◆ **Work instructions**:
How many lines in the entries below contain "this"? Answer with the number only.

Stored entries:

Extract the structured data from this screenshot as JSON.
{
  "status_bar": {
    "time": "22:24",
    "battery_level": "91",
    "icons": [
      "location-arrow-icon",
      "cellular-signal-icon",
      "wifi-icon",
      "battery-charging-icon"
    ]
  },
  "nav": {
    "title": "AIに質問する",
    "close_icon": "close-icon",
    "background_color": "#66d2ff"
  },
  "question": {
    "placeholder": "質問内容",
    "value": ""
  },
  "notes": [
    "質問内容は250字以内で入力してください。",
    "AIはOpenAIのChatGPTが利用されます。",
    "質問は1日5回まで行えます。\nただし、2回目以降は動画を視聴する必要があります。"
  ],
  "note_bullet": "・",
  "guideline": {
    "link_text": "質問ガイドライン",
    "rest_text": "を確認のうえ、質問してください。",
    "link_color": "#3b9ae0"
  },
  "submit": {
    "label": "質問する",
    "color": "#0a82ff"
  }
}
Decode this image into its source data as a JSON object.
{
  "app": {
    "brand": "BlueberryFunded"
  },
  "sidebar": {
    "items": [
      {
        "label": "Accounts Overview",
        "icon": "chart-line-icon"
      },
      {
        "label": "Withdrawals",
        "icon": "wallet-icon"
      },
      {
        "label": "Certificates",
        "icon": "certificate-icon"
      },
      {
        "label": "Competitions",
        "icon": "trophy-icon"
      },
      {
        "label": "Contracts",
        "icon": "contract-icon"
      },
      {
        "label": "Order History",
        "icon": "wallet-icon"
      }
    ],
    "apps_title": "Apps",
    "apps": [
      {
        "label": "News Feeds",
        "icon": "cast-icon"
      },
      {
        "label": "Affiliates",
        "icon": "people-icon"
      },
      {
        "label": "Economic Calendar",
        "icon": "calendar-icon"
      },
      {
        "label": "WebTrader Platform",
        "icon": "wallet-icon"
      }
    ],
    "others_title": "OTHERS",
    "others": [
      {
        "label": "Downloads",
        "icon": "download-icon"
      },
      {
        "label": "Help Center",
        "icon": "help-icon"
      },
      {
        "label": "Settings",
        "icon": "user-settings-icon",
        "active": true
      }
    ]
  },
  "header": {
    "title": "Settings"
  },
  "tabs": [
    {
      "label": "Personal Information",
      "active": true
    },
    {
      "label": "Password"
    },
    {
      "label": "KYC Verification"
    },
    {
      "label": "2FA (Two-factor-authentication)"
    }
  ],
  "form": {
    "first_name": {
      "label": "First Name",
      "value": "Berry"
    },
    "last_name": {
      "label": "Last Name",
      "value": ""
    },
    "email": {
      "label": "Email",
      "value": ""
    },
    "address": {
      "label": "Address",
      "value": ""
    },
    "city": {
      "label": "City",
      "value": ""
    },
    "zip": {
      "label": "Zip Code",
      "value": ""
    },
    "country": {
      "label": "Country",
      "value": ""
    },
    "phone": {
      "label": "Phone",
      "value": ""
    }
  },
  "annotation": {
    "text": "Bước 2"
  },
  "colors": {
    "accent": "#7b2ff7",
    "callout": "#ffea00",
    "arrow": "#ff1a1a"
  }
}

◆ **Right answer**:
2